■ **Problem**: For each line that holds "JSON", copy the line out.

■ **Data shown**:
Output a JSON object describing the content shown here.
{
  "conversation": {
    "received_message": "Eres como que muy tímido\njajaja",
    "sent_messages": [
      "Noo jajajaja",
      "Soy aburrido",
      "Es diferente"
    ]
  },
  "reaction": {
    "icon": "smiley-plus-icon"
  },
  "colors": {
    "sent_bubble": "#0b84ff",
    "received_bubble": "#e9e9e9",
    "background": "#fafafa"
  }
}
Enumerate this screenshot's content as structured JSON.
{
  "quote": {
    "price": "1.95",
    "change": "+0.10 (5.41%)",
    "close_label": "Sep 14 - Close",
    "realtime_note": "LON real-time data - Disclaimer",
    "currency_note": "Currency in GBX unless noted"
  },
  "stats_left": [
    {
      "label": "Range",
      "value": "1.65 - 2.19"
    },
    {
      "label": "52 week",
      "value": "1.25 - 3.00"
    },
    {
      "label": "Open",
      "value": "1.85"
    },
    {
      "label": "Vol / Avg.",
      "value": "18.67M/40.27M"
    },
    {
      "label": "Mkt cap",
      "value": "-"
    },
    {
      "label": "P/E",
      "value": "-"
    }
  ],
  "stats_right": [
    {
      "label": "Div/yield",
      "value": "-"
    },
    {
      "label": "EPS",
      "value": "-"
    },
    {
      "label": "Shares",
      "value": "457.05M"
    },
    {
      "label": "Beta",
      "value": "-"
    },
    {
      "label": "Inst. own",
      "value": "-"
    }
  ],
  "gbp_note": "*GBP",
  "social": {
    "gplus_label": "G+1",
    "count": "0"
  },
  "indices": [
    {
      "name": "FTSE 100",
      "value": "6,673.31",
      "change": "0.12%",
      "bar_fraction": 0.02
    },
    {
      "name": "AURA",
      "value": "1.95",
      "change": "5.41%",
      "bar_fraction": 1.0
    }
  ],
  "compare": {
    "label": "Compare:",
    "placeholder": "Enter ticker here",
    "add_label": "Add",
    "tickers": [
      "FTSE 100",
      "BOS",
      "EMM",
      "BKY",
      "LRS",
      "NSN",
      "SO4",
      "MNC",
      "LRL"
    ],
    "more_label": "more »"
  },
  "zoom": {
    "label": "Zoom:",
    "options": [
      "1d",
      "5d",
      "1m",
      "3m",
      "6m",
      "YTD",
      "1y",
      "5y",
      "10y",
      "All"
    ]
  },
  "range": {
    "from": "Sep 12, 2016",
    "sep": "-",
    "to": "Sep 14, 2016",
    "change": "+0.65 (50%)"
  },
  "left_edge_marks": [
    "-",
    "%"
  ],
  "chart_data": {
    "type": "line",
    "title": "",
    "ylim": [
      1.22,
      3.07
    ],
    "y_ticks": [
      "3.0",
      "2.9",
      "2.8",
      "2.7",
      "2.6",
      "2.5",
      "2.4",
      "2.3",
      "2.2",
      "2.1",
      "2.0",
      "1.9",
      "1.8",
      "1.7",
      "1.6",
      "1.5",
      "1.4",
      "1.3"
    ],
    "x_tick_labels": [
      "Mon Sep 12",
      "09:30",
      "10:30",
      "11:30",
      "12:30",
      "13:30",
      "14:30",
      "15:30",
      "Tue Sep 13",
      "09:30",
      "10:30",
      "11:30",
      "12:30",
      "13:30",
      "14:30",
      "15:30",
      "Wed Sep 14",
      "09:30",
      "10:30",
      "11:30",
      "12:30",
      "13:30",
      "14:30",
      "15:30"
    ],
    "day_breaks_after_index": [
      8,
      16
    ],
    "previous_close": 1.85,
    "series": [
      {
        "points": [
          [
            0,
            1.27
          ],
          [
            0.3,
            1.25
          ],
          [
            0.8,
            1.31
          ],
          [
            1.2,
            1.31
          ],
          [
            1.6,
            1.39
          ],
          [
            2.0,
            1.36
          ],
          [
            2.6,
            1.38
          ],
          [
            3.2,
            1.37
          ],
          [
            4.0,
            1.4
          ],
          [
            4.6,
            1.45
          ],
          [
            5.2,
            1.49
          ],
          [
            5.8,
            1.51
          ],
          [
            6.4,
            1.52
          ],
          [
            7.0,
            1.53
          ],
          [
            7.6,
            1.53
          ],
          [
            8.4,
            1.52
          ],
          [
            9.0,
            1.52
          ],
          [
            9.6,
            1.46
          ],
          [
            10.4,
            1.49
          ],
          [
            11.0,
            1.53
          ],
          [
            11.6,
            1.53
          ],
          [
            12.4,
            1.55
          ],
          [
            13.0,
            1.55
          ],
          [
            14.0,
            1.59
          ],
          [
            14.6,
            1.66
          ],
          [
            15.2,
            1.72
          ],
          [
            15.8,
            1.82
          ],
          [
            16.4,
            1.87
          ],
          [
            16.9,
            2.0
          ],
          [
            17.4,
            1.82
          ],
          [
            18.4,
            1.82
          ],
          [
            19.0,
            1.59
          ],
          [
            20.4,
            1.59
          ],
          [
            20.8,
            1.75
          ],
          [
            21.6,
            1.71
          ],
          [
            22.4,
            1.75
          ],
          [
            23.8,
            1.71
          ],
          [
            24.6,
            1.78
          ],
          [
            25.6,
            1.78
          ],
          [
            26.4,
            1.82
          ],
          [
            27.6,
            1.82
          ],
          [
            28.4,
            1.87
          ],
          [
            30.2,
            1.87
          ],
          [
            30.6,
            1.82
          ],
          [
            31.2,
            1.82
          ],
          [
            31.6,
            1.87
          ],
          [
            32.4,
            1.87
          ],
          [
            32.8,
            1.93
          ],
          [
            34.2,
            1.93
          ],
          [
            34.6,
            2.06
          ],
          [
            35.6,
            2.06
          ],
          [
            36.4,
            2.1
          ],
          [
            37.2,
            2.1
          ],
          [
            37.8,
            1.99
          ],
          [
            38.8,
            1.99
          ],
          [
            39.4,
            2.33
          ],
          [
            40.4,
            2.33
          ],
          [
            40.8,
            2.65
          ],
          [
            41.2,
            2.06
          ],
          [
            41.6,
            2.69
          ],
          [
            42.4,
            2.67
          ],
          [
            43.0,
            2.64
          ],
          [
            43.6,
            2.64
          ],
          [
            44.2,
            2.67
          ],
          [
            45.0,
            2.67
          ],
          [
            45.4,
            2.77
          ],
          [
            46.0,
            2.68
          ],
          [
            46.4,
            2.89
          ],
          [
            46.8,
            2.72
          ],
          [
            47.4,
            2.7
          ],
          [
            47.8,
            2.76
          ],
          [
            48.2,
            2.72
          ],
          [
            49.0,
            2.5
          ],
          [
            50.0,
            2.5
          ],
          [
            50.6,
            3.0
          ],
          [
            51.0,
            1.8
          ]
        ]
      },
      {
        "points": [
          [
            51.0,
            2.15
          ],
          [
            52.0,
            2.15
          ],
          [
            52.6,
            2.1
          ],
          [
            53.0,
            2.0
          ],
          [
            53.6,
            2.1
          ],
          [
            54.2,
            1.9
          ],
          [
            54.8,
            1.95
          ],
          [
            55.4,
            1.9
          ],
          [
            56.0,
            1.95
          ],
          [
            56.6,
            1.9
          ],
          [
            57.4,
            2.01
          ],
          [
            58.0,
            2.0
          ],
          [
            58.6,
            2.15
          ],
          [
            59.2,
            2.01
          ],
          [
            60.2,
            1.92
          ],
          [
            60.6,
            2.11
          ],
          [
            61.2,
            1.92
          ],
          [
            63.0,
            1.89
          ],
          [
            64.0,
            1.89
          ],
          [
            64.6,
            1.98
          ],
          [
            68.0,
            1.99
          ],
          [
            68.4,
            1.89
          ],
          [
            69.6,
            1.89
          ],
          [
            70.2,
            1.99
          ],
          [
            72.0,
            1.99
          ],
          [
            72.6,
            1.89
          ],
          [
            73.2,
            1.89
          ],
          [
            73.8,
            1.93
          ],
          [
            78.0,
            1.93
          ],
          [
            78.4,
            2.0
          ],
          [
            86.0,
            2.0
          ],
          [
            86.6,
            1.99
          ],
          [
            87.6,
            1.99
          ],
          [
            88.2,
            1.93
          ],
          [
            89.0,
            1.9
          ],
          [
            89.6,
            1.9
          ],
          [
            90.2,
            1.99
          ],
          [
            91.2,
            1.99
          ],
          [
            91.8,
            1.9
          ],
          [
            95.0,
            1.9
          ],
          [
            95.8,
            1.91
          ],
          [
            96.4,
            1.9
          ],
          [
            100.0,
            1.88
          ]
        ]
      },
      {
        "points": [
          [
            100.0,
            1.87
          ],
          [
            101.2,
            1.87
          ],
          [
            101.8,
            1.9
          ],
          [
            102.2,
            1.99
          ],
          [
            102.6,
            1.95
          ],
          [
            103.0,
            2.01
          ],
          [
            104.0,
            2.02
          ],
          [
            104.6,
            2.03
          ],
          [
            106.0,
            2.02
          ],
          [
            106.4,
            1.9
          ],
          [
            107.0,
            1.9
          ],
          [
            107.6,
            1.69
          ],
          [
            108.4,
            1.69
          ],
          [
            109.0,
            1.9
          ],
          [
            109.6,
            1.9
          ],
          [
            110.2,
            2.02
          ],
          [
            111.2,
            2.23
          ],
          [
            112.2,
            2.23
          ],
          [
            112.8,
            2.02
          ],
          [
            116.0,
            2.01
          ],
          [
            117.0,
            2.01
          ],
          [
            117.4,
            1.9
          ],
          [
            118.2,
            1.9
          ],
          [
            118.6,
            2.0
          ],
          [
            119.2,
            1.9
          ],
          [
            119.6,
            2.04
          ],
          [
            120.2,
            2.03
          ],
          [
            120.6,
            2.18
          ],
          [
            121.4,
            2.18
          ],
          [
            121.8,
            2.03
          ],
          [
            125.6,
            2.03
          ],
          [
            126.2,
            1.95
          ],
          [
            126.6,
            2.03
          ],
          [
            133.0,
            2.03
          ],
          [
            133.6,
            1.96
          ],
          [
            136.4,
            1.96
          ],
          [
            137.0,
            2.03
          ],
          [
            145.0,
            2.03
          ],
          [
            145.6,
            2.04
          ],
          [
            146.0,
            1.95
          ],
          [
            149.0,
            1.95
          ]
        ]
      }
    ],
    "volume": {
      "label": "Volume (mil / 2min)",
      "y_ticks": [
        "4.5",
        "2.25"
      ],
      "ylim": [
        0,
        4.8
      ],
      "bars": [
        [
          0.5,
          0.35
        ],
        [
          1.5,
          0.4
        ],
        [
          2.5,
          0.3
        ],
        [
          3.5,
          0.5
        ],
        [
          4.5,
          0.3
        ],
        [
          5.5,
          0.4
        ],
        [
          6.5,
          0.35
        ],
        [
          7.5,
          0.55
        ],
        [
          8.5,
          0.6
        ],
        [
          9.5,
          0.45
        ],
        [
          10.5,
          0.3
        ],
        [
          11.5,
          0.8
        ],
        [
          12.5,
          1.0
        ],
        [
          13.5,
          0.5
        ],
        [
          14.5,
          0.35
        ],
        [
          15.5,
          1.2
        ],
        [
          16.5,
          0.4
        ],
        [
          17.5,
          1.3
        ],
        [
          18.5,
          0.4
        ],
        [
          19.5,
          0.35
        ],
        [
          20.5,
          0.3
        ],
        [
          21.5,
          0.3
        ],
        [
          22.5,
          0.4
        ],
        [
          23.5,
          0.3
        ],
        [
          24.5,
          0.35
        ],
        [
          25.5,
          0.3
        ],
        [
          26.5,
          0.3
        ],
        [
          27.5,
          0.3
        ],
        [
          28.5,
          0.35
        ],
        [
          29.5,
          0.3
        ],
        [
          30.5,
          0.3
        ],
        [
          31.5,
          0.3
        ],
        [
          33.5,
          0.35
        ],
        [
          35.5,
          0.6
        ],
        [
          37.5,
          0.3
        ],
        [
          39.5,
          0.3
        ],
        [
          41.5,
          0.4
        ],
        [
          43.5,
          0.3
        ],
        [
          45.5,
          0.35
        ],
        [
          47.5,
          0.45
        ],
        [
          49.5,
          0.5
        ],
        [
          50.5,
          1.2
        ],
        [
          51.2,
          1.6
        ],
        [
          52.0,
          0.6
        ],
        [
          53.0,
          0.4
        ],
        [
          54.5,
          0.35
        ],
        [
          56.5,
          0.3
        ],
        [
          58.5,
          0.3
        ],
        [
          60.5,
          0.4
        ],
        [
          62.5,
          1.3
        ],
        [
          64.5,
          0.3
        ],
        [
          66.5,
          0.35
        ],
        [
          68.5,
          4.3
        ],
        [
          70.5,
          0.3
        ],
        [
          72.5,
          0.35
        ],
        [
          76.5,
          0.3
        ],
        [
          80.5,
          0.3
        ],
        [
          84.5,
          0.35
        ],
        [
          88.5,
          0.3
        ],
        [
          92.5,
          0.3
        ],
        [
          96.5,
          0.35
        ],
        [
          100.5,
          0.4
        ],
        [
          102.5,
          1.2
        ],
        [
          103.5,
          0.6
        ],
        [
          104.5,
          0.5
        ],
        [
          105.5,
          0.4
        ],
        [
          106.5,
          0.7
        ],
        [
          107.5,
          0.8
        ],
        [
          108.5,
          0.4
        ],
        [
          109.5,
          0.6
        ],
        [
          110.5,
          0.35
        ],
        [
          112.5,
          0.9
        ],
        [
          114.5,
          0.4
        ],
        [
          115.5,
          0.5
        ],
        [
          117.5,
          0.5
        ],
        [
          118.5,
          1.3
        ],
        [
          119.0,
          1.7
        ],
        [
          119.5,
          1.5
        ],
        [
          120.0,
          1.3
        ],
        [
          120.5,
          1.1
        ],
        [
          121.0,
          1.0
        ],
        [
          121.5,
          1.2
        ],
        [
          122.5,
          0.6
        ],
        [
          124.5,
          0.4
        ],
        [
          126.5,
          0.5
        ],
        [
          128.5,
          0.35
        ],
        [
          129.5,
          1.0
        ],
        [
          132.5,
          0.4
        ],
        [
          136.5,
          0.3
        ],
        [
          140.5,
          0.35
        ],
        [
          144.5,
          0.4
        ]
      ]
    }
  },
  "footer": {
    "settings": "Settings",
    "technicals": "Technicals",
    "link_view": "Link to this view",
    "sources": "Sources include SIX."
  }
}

■ **Response**:
Output a JSON object describing the content shown here.
Enumerate this screenshot's content as structured JSON.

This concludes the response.